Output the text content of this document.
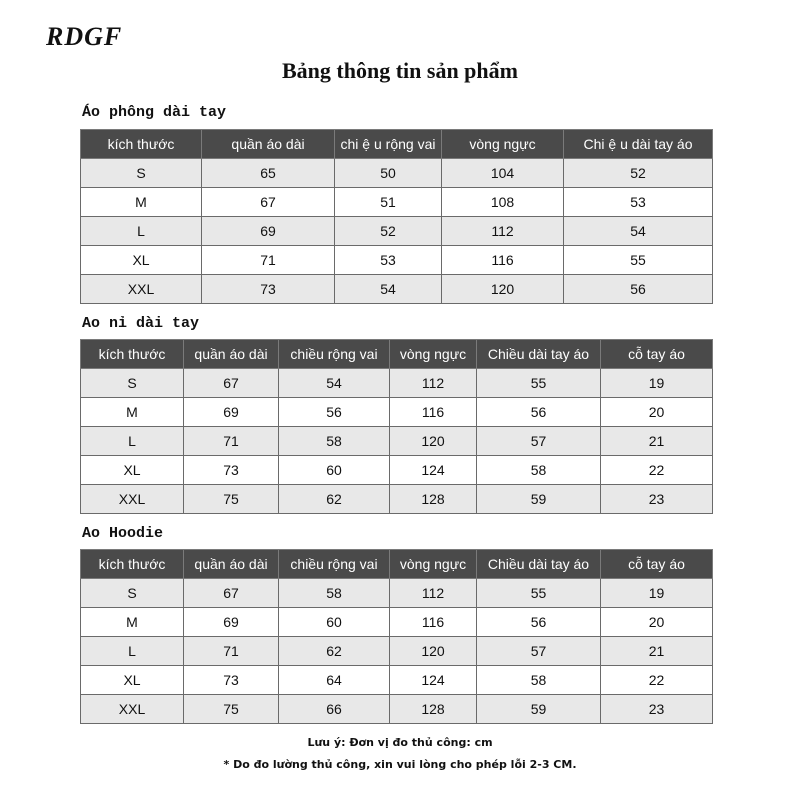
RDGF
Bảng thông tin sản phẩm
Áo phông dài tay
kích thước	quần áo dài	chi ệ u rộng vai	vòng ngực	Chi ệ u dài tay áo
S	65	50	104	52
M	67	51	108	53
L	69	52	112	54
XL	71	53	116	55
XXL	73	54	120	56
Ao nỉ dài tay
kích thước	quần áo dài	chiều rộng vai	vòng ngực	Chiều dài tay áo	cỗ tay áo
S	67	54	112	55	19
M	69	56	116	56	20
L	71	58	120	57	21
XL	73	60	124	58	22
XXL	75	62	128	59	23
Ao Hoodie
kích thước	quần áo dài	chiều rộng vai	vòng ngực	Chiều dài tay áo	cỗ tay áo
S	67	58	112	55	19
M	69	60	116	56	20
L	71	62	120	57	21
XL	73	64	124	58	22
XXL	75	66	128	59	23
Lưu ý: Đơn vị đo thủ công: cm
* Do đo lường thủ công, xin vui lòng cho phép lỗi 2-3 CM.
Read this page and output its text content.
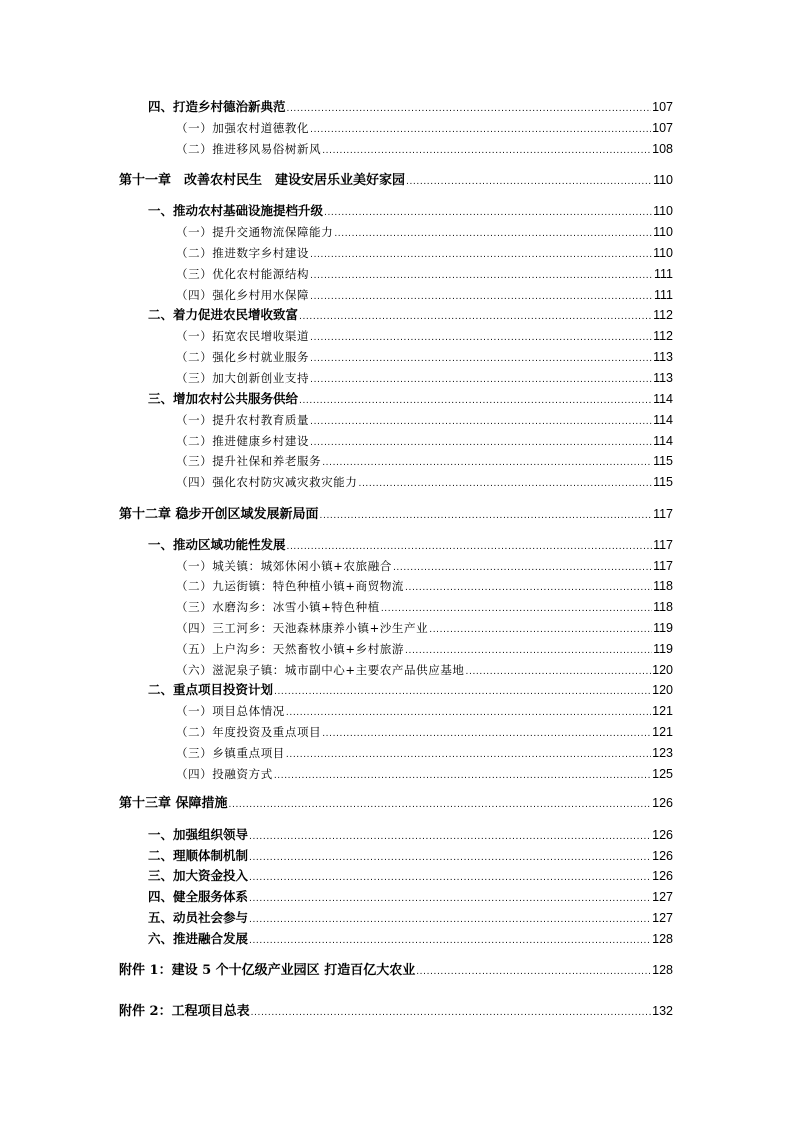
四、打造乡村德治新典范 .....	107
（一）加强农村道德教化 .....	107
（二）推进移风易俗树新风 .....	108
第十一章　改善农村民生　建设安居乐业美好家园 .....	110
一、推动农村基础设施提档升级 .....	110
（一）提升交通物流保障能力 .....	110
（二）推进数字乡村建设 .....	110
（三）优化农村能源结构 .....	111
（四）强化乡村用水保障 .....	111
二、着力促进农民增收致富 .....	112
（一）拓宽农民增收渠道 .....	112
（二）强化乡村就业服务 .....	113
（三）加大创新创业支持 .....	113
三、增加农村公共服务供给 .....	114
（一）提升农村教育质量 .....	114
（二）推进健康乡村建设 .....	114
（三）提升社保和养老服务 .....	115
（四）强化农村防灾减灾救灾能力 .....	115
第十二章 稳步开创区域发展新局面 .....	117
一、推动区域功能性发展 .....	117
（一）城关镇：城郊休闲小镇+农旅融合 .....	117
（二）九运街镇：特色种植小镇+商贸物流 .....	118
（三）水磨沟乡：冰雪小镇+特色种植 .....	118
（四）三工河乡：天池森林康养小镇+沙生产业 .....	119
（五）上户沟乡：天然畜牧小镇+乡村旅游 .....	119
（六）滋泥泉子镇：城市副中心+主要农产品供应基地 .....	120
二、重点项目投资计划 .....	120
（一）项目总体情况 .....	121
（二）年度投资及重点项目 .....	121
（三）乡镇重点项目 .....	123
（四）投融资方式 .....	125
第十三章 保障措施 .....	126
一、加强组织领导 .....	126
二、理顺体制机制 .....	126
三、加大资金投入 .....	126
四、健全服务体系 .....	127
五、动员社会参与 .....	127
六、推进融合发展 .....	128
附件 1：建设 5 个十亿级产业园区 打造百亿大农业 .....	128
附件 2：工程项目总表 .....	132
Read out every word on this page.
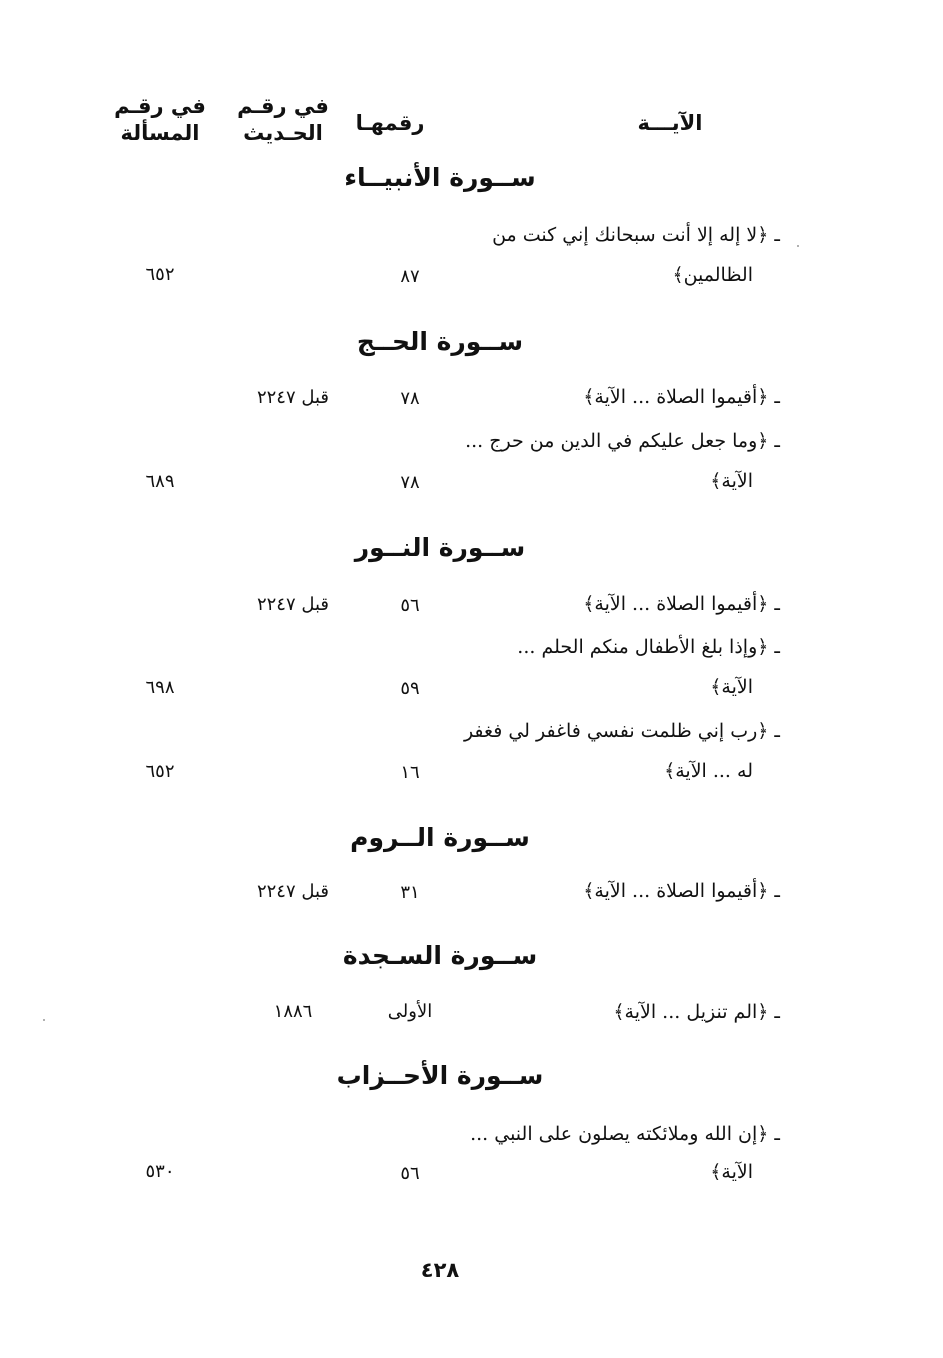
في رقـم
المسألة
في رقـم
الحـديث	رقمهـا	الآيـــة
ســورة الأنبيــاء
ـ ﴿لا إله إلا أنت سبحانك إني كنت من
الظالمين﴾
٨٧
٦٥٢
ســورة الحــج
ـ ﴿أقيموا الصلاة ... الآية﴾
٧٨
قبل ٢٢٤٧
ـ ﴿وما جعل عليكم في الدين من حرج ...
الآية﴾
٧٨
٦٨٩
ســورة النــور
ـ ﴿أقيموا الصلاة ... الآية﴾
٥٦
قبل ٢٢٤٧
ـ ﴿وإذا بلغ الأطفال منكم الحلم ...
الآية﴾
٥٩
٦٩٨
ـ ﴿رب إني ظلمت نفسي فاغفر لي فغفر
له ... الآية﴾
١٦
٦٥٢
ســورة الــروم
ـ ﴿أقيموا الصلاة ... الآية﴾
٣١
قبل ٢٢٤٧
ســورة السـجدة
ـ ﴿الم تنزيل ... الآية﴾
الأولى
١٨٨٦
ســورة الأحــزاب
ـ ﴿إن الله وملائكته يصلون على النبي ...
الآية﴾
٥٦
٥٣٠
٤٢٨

### Set task
Give the entries again word for word, but skip the pictures.

### Exercise response
Output the text content of this document.
RDGF
Bảng thông tin sản phẩm
Áo phông dài tay
kích thước	quần áo dài	chi ệ u rộng vai	vòng ngực	Chi ệ u dài tay áo
S	65	50	104	52
M	67	51	108	53
L	69	52	112	54
XL	71	53	116	55
XXL	73	54	120	56
Ao nỉ dài tay
kích thước	quần áo dài	chiều rộng vai	vòng ngực	Chiều dài tay áo	cỗ tay áo
S	67	54	112	55	19
M	69	56	116	56	20
L	71	58	120	57	21
XL	73	60	124	58	22
XXL	75	62	128	59	23
Ao Hoodie
kích thước	quần áo dài	chiều rộng vai	vòng ngực	Chiều dài tay áo	cỗ tay áo
S	67	58	112	55	19
M	69	60	116	56	20
L	71	62	120	57	21
XL	73	64	124	58	22
XXL	75	66	128	59	23
Lưu ý: Đơn vị đo thủ công: cm
* Do đo lường thủ công, xin vui lòng cho phép lỗi 2-3 CM.
Read this page and output its text content.
四、打造乡村德治新典范 .....	107
（一）加强农村道德教化 .....	107
（二）推进移风易俗树新风 .....	108
第十一章　改善农村民生　建设安居乐业美好家园 .....	110
一、推动农村基础设施提档升级 .....	110
（一）提升交通物流保障能力 .....	110
（二）推进数字乡村建设 .....	110
（三）优化农村能源结构 .....	111
（四）强化乡村用水保障 .....	111
二、着力促进农民增收致富 .....	112
（一）拓宽农民增收渠道 .....	112
（二）强化乡村就业服务 .....	113
（三）加大创新创业支持 .....	113
三、增加农村公共服务供给 .....	114
（一）提升农村教育质量 .....	114
（二）推进健康乡村建设 .....	114
（三）提升社保和养老服务 .....	115
（四）强化农村防灾减灾救灾能力 .....	115
第十二章 稳步开创区域发展新局面 .....	117
一、推动区域功能性发展 .....	117
（一）城关镇：城郊休闲小镇+农旅融合 .....	117
（二）九运街镇：特色种植小镇+商贸物流 .....	118
（三）水磨沟乡：冰雪小镇+特色种植 .....	118
（四）三工河乡：天池森林康养小镇+沙生产业 .....	119
（五）上户沟乡：天然畜牧小镇+乡村旅游 .....	119
（六）滋泥泉子镇：城市副中心+主要农产品供应基地 .....	120
二、重点项目投资计划 .....	120
（一）项目总体情况 .....	121
（二）年度投资及重点项目 .....	121
（三）乡镇重点项目 .....	123
（四）投融资方式 .....	125
第十三章 保障措施 .....	126
一、加强组织领导 .....	126
二、理顺体制机制 .....	126
三、加大资金投入 .....	126
四、健全服务体系 .....	127
五、动员社会参与 .....	127
六、推进融合发展 .....	128
附件 1：建设 5 个十亿级产业园区 打造百亿大农业 .....	128
附件 2：工程项目总表 .....	132
Read out every word on this page.
في رقـم
المسألة
في رقـم
الحـديث	رقمهـا	الآيـــة
ســورة الأنبيــاء
ـ ﴿لا إله إلا أنت سبحانك إني كنت من
الظالمين﴾
٨٧
٦٥٢
ســورة الحــج
ـ ﴿أقيموا الصلاة ... الآية﴾
٧٨
قبل ٢٢٤٧
ـ ﴿وما جعل عليكم في الدين من حرج ...
الآية﴾
٧٨
٦٨٩
ســورة النــور
ـ ﴿أقيموا الصلاة ... الآية﴾
٥٦
قبل ٢٢٤٧
ـ ﴿وإذا بلغ الأطفال منكم الحلم ...
الآية﴾
٥٩
٦٩٨
ـ ﴿رب إني ظلمت نفسي فاغفر لي فغفر
له ... الآية﴾
١٦
٦٥٢
ســورة الــروم
ـ ﴿أقيموا الصلاة ... الآية﴾
٣١
قبل ٢٢٤٧
ســورة السـجدة
ـ ﴿الم تنزيل ... الآية﴾
الأولى
١٨٨٦
ســورة الأحــزاب
ـ ﴿إن الله وملائكته يصلون على النبي ...
الآية﴾
٥٦
٥٣٠
٤٢٨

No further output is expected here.